● **Required work**
For each line that holds "degrees", copy the line out.

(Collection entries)
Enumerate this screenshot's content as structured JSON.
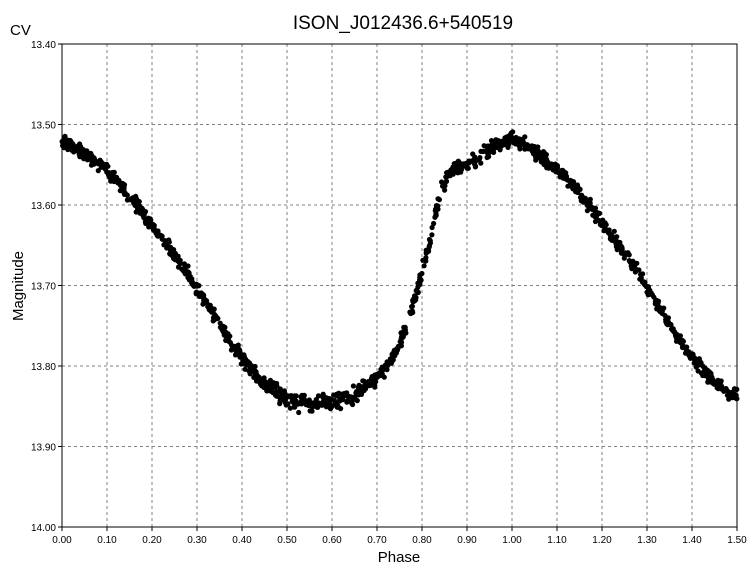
{
  "chart_data": {
    "type": "scatter",
    "title": "ISON_J012436.6+540519",
    "band_label": "CV",
    "xlabel": "Phase",
    "ylabel": "Magnitude",
    "xlim": [
      0.0,
      1.5
    ],
    "ylim": [
      13.4,
      14.0
    ],
    "y_inverted": true,
    "grid": true,
    "legend": "none",
    "marker_color": "#000000",
    "x_ticks": [
      "0.00",
      "0.10",
      "0.20",
      "0.30",
      "0.40",
      "0.50",
      "0.60",
      "0.70",
      "0.80",
      "0.90",
      "1.00",
      "1.10",
      "1.20",
      "1.30",
      "1.40",
      "1.50"
    ],
    "y_ticks": [
      "13.40",
      "13.50",
      "13.60",
      "13.70",
      "13.80",
      "13.90",
      "14.00"
    ],
    "light_curve": [
      [
        0.0,
        13.521
      ],
      [
        0.05,
        13.535
      ],
      [
        0.1,
        13.557
      ],
      [
        0.15,
        13.588
      ],
      [
        0.2,
        13.625
      ],
      [
        0.25,
        13.662
      ],
      [
        0.3,
        13.703
      ],
      [
        0.35,
        13.748
      ],
      [
        0.4,
        13.79
      ],
      [
        0.45,
        13.822
      ],
      [
        0.5,
        13.84
      ],
      [
        0.55,
        13.848
      ],
      [
        0.6,
        13.845
      ],
      [
        0.65,
        13.835
      ],
      [
        0.7,
        13.814
      ],
      [
        0.73,
        13.796
      ],
      [
        0.76,
        13.76
      ],
      [
        0.79,
        13.705
      ],
      [
        0.82,
        13.64
      ],
      [
        0.84,
        13.585
      ],
      [
        0.86,
        13.56
      ],
      [
        0.88,
        13.552
      ],
      [
        0.9,
        13.55
      ],
      [
        0.92,
        13.545
      ],
      [
        0.95,
        13.53
      ],
      [
        1.0,
        13.517
      ],
      [
        1.05,
        13.533
      ],
      [
        1.1,
        13.555
      ],
      [
        1.15,
        13.585
      ],
      [
        1.2,
        13.622
      ],
      [
        1.25,
        13.66
      ],
      [
        1.3,
        13.702
      ],
      [
        1.35,
        13.748
      ],
      [
        1.4,
        13.79
      ],
      [
        1.45,
        13.82
      ],
      [
        1.5,
        13.838
      ]
    ]
  }
}
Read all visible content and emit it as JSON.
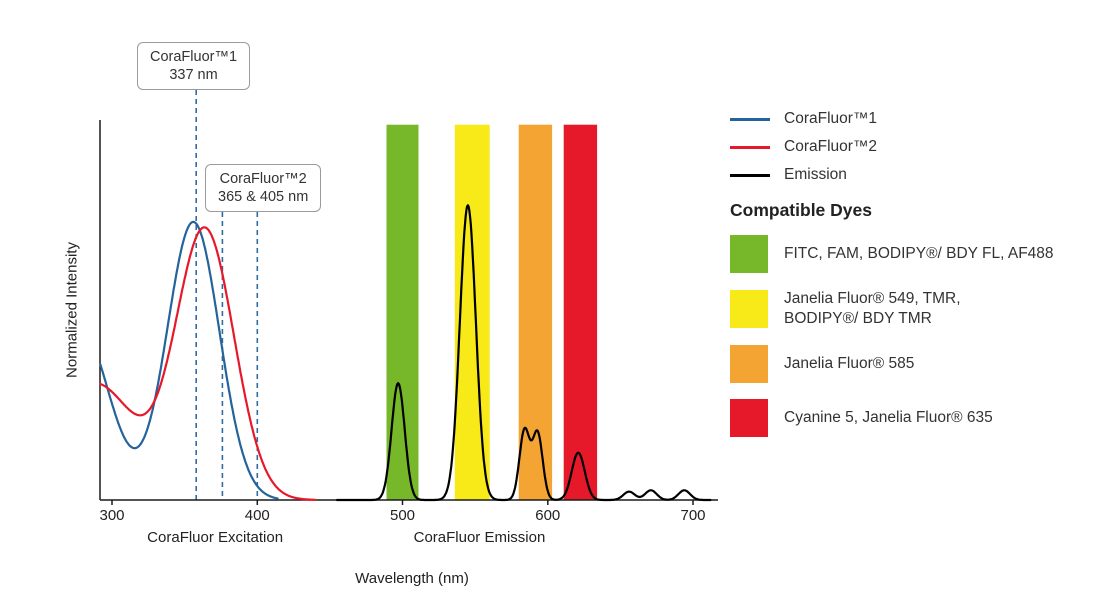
{
  "chart_data": {
    "type": "line",
    "xlabel": "Wavelength (nm)",
    "ylabel": "Normalized Intensity",
    "x_ticks": [
      300,
      400,
      500,
      600,
      700
    ],
    "xlim": [
      292,
      717
    ],
    "ylim": [
      0,
      1.37
    ],
    "grid": false,
    "legend_position": "top-right",
    "axis_section_labels": [
      {
        "text": "CoraFluor Excitation",
        "x_nm": 371
      },
      {
        "text": "CoraFluor Emission",
        "x_nm": 553
      }
    ],
    "bands": [
      {
        "name": "FITC-FAM-BODIPY-FL-AF488-window",
        "color": "#76b82a",
        "from_nm": 489,
        "to_nm": 511,
        "top": 1.35
      },
      {
        "name": "JF549-TMR-window",
        "color": "#f7ea18",
        "from_nm": 536,
        "to_nm": 560,
        "top": 1.35
      },
      {
        "name": "JF585-window",
        "color": "#f4a433",
        "from_nm": 580,
        "to_nm": 603,
        "top": 1.35
      },
      {
        "name": "Cy5-JF635-window",
        "color": "#e6192b",
        "from_nm": 611,
        "to_nm": 634,
        "top": 1.35
      }
    ],
    "annotations": [
      {
        "title": "CoraFluor™1",
        "subtitle": "337 nm",
        "lines_nm": [
          358
        ]
      },
      {
        "title": "CoraFluor™2",
        "subtitle": "365 & 405 nm",
        "lines_nm": [
          376,
          400
        ]
      }
    ],
    "series": [
      {
        "name": "CoraFluor™1",
        "color": "#25639b",
        "range_nm": [
          292,
          414
        ],
        "peaks": [
          {
            "center_nm": 278,
            "height": 0.62,
            "sigma_nm": 20
          },
          {
            "center_nm": 356,
            "height": 1.0,
            "sigma_nm": 18
          }
        ]
      },
      {
        "name": "CoraFluor™2",
        "color": "#e6192b",
        "range_nm": [
          292,
          440
        ],
        "peaks": [
          {
            "center_nm": 288,
            "height": 0.42,
            "sigma_nm": 28
          },
          {
            "center_nm": 364,
            "height": 0.97,
            "sigma_nm": 20
          }
        ]
      },
      {
        "name": "Emission",
        "color": "#000000",
        "range_nm": [
          455,
          712
        ],
        "peaks": [
          {
            "center_nm": 497,
            "height": 0.42,
            "sigma_nm": 4.5
          },
          {
            "center_nm": 545,
            "height": 1.06,
            "sigma_nm": 5.5
          },
          {
            "center_nm": 584,
            "height": 0.25,
            "sigma_nm": 3.5
          },
          {
            "center_nm": 593,
            "height": 0.24,
            "sigma_nm": 3.5
          },
          {
            "center_nm": 621,
            "height": 0.17,
            "sigma_nm": 4.5
          },
          {
            "center_nm": 656,
            "height": 0.03,
            "sigma_nm": 4
          },
          {
            "center_nm": 671,
            "height": 0.035,
            "sigma_nm": 4
          },
          {
            "center_nm": 694,
            "height": 0.035,
            "sigma_nm": 4
          }
        ]
      }
    ]
  },
  "legend": {
    "items": [
      {
        "label": "CoraFluor™1",
        "color": "#25639b"
      },
      {
        "label": "CoraFluor™2",
        "color": "#e6192b"
      },
      {
        "label": "Emission",
        "color": "#000000"
      }
    ]
  },
  "compatible_dyes": {
    "heading": "Compatible Dyes",
    "items": [
      {
        "color": "#76b82a",
        "label": "FITC, FAM, BODIPY®/ BDY FL, AF488"
      },
      {
        "color": "#f7ea18",
        "label": "Janelia Fluor® 549, TMR,\nBODIPY®/ BDY TMR"
      },
      {
        "color": "#f4a433",
        "label": "Janelia Fluor® 585"
      },
      {
        "color": "#e6192b",
        "label": "Cyanine 5, Janelia Fluor® 635"
      }
    ]
  }
}
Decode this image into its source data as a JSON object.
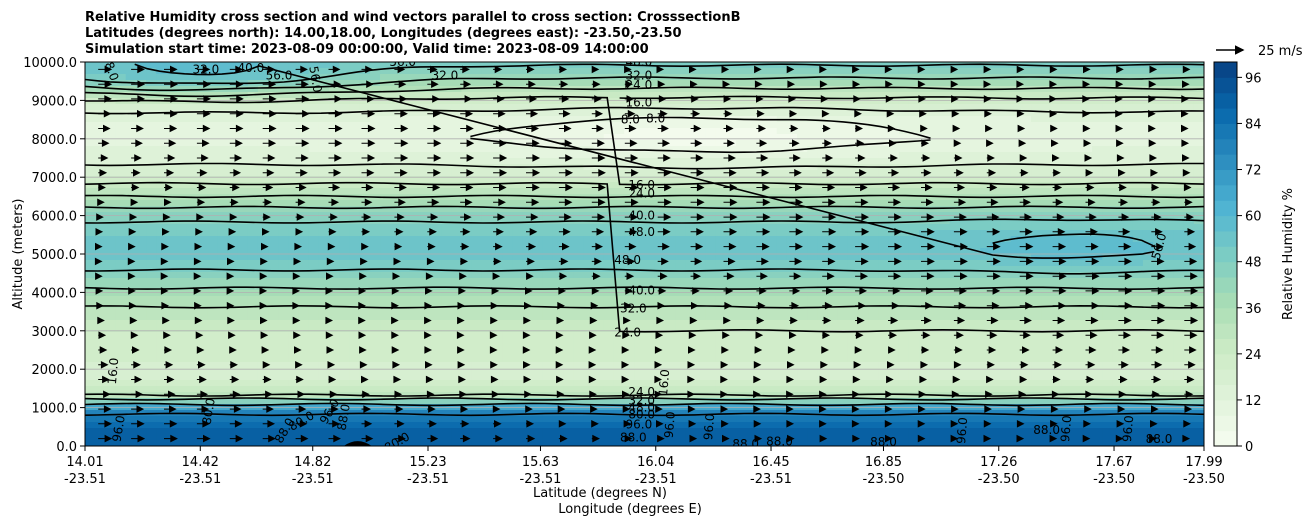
{
  "chart_data": {
    "type": "heatmap",
    "title_lines": [
      "Relative Humidity cross section and wind vectors parallel to cross section: CrosssectionB",
      "Latitudes (degrees north): 14.00,18.00, Longitudes (degrees east): -23.50,-23.50",
      "Simulation start time: 2023-08-09 00:00:00, Valid time: 2023-08-09 14:00:00"
    ],
    "xlabel": "Latitude (degrees N)",
    "xlabel2": "Longitude (degrees E)",
    "ylabel": "Altitude (meters)",
    "colorbar_label": "Relative Humidity %",
    "quiver_key_label": "25 m/s",
    "x_ticks": [
      {
        "lat": "14.01",
        "lon": "-23.51"
      },
      {
        "lat": "14.42",
        "lon": "-23.51"
      },
      {
        "lat": "14.82",
        "lon": "-23.51"
      },
      {
        "lat": "15.23",
        "lon": "-23.51"
      },
      {
        "lat": "15.63",
        "lon": "-23.51"
      },
      {
        "lat": "16.04",
        "lon": "-23.51"
      },
      {
        "lat": "16.45",
        "lon": "-23.51"
      },
      {
        "lat": "16.85",
        "lon": "-23.50"
      },
      {
        "lat": "17.26",
        "lon": "-23.50"
      },
      {
        "lat": "17.67",
        "lon": "-23.50"
      },
      {
        "lat": "17.99",
        "lon": "-23.50"
      }
    ],
    "x_range": [
      14.01,
      17.99
    ],
    "y_ticks": [
      "0.0",
      "1000.0",
      "2000.0",
      "3000.0",
      "4000.0",
      "5000.0",
      "6000.0",
      "7000.0",
      "8000.0",
      "9000.0",
      "10000.0"
    ],
    "y_range": [
      0,
      10000
    ],
    "y_grid": true,
    "colorbar_ticks": [
      "0",
      "12",
      "24",
      "36",
      "48",
      "60",
      "72",
      "84",
      "96"
    ],
    "colorbar_range": [
      0,
      100
    ],
    "colormap": "GnBu",
    "rh_profile": [
      {
        "alt": 0,
        "rh": 92
      },
      {
        "alt": 200,
        "rh": 90
      },
      {
        "alt": 500,
        "rh": 88
      },
      {
        "alt": 800,
        "rh": 82
      },
      {
        "alt": 1000,
        "rh": 66
      },
      {
        "alt": 1200,
        "rh": 42
      },
      {
        "alt": 1400,
        "rh": 26
      },
      {
        "alt": 1700,
        "rh": 20
      },
      {
        "alt": 2000,
        "rh": 19
      },
      {
        "alt": 2500,
        "rh": 21
      },
      {
        "alt": 3000,
        "rh": 24
      },
      {
        "alt": 3500,
        "rh": 30
      },
      {
        "alt": 4000,
        "rh": 38
      },
      {
        "alt": 4500,
        "rh": 47
      },
      {
        "alt": 5000,
        "rh": 53
      },
      {
        "alt": 5500,
        "rh": 52
      },
      {
        "alt": 6000,
        "rh": 46
      },
      {
        "alt": 6500,
        "rh": 32
      },
      {
        "alt": 7000,
        "rh": 20
      },
      {
        "alt": 7500,
        "rh": 14
      },
      {
        "alt": 8000,
        "rh": 10
      },
      {
        "alt": 8500,
        "rh": 12
      },
      {
        "alt": 9000,
        "rh": 22
      },
      {
        "alt": 9500,
        "rh": 38
      },
      {
        "alt": 10000,
        "rh": 50
      }
    ],
    "contour_levels": [
      8,
      16,
      24,
      32,
      40,
      48,
      56,
      80,
      88,
      96
    ],
    "contour_labels": [
      {
        "text": "48.0",
        "lat": 14.1,
        "alt": 9850,
        "rot": 70
      },
      {
        "text": "32.0",
        "lat": 14.44,
        "alt": 9800,
        "rot": 0
      },
      {
        "text": "40.0",
        "lat": 14.6,
        "alt": 9850,
        "rot": 0
      },
      {
        "text": "56.0",
        "lat": 14.7,
        "alt": 9650,
        "rot": 0
      },
      {
        "text": "56.0",
        "lat": 14.83,
        "alt": 9550,
        "rot": 80
      },
      {
        "text": "56.0",
        "lat": 15.14,
        "alt": 10000,
        "rot": 0
      },
      {
        "text": "32.0",
        "lat": 15.29,
        "alt": 9650,
        "rot": 0
      },
      {
        "text": "48.0",
        "lat": 15.98,
        "alt": 10000,
        "rot": 0
      },
      {
        "text": "32.0",
        "lat": 15.98,
        "alt": 9650,
        "rot": 0
      },
      {
        "text": "24.0",
        "lat": 15.98,
        "alt": 9400,
        "rot": 0
      },
      {
        "text": "16.0",
        "lat": 15.98,
        "alt": 8950,
        "rot": 0
      },
      {
        "text": "8.0",
        "lat": 15.95,
        "alt": 8500,
        "rot": 0
      },
      {
        "text": "8.0",
        "lat": 16.04,
        "alt": 8530,
        "rot": 0
      },
      {
        "text": "16.0",
        "lat": 15.99,
        "alt": 6800,
        "rot": 0
      },
      {
        "text": "24.0",
        "lat": 15.99,
        "alt": 6580,
        "rot": 0
      },
      {
        "text": "40.0",
        "lat": 15.99,
        "alt": 6000,
        "rot": 0
      },
      {
        "text": "48.0",
        "lat": 15.99,
        "alt": 5570,
        "rot": 0
      },
      {
        "text": "48.0",
        "lat": 15.94,
        "alt": 4850,
        "rot": 0
      },
      {
        "text": "40.0",
        "lat": 15.99,
        "alt": 4050,
        "rot": 0
      },
      {
        "text": "32.0",
        "lat": 15.96,
        "alt": 3580,
        "rot": 0
      },
      {
        "text": "24.0",
        "lat": 15.94,
        "alt": 2950,
        "rot": 0
      },
      {
        "text": "56.0",
        "lat": 17.83,
        "alt": 5200,
        "rot": -75
      },
      {
        "text": "16.0",
        "lat": 14.11,
        "alt": 1950,
        "rot": -85
      },
      {
        "text": "24.0",
        "lat": 15.99,
        "alt": 1400,
        "rot": 0
      },
      {
        "text": "16.0",
        "lat": 16.07,
        "alt": 1650,
        "rot": -85
      },
      {
        "text": "32.0",
        "lat": 15.99,
        "alt": 1180,
        "rot": 0
      },
      {
        "text": "48.0",
        "lat": 15.99,
        "alt": 1000,
        "rot": 0
      },
      {
        "text": "80.0",
        "lat": 15.99,
        "alt": 820,
        "rot": 0
      },
      {
        "text": "96.0",
        "lat": 15.98,
        "alt": 560,
        "rot": 0
      },
      {
        "text": "88.0",
        "lat": 15.96,
        "alt": 220,
        "rot": 0
      },
      {
        "text": "96.0",
        "lat": 14.13,
        "alt": 450,
        "rot": -80
      },
      {
        "text": "80.0",
        "lat": 14.45,
        "alt": 900,
        "rot": -80
      },
      {
        "text": "80.0",
        "lat": 14.78,
        "alt": 650,
        "rot": -30
      },
      {
        "text": "88.0",
        "lat": 14.72,
        "alt": 400,
        "rot": -60
      },
      {
        "text": "96.0",
        "lat": 14.88,
        "alt": 900,
        "rot": -60
      },
      {
        "text": "88.0",
        "lat": 14.93,
        "alt": 750,
        "rot": -80
      },
      {
        "text": "80.0",
        "lat": 15.12,
        "alt": 100,
        "rot": -30
      },
      {
        "text": "96.0",
        "lat": 16.09,
        "alt": 550,
        "rot": -85
      },
      {
        "text": "96.0",
        "lat": 16.23,
        "alt": 500,
        "rot": -85
      },
      {
        "text": "88.0",
        "lat": 16.36,
        "alt": 50,
        "rot": 0
      },
      {
        "text": "88.0",
        "lat": 16.48,
        "alt": 120,
        "rot": 0
      },
      {
        "text": "88.0",
        "lat": 16.85,
        "alt": 100,
        "rot": 0
      },
      {
        "text": "96.0",
        "lat": 17.13,
        "alt": 400,
        "rot": -85
      },
      {
        "text": "88.0",
        "lat": 17.43,
        "alt": 420,
        "rot": 0
      },
      {
        "text": "96.0",
        "lat": 17.5,
        "alt": 450,
        "rot": -85
      },
      {
        "text": "96.0",
        "lat": 17.72,
        "alt": 450,
        "rot": -85
      },
      {
        "text": "88.0",
        "lat": 17.83,
        "alt": 180,
        "rot": 0
      }
    ],
    "wind": {
      "direction": "parallel to cross section, toward increasing latitude",
      "speed_range_m_s": [
        3,
        12
      ]
    },
    "terrain": {
      "lat": 14.98,
      "alt": 100
    }
  }
}
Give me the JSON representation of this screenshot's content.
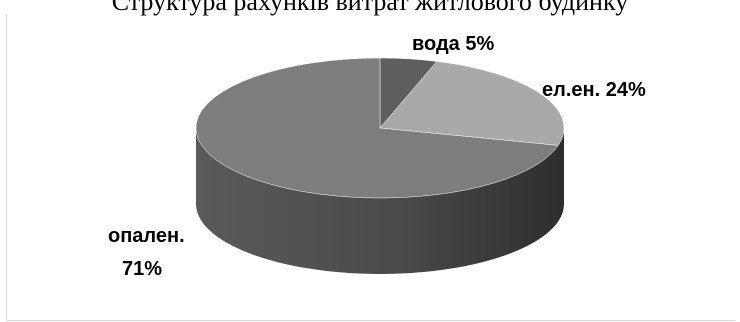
{
  "page": {
    "top_text": "Структура рахунків витрат житлового будинку"
  },
  "chart_data": {
    "type": "pie",
    "three_d": true,
    "title": "",
    "slices": [
      {
        "label": "вода",
        "value": 5,
        "display": "вода 5%",
        "color": "#5e5e5e"
      },
      {
        "label": "ел.ен.",
        "value": 24,
        "display": "ел.ен. 24%",
        "color": "#a9a9a9"
      },
      {
        "label": "опален.",
        "value": 71,
        "display_line1": "опален.",
        "display_line2": "71%",
        "color": "#7d7d7d"
      }
    ],
    "legend": "none",
    "data_labels": "outside"
  }
}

● **Answer to this task**
      "Latitudes (degrees north): 14.00,18.00, Longitudes (degrees east): -23.50,-23.50",
    "xlabel": "Latitude (degrees N)",
    "xlabel2": "Longitude (degrees E)",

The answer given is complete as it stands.